Instructions for the task: Locate each line containing the string "share" and copy it out.
***** The data
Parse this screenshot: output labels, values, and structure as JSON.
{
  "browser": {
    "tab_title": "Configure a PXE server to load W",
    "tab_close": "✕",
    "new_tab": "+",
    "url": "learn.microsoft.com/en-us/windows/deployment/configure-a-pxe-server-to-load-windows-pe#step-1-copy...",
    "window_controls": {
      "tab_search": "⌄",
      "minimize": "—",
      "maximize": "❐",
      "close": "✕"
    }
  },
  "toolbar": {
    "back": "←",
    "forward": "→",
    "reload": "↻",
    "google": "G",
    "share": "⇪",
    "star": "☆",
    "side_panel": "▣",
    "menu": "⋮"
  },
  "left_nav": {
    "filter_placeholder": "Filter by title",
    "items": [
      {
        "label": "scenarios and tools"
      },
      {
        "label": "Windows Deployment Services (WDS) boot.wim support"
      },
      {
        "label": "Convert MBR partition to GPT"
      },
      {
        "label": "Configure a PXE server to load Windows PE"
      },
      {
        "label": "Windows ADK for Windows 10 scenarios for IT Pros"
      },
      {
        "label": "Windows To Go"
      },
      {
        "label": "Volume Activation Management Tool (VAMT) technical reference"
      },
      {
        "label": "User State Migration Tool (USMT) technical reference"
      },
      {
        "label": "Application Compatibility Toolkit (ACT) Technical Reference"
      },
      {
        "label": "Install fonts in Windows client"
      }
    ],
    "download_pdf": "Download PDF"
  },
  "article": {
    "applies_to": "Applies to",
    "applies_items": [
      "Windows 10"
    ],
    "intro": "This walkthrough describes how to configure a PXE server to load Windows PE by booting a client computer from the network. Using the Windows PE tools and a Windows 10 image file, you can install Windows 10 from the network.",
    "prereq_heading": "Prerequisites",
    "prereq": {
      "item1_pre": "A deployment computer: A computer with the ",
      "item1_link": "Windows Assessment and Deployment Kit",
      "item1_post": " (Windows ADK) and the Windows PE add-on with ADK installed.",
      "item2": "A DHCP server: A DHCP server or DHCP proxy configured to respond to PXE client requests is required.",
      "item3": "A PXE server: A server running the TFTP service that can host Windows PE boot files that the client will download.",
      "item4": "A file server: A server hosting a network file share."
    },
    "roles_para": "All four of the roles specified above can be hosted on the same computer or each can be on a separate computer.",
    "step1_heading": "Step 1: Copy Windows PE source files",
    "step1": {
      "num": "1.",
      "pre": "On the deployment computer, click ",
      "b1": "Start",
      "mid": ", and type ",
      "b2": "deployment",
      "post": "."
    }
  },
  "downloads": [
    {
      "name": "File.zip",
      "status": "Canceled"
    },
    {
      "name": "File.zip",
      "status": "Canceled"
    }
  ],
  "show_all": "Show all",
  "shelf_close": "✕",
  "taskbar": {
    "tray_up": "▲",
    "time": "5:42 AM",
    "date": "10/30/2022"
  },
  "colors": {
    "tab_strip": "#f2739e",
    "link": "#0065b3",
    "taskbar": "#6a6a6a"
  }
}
**********
Task response:
    "share": "⇪",
      "item4": "A file server: A server hosting a network file share."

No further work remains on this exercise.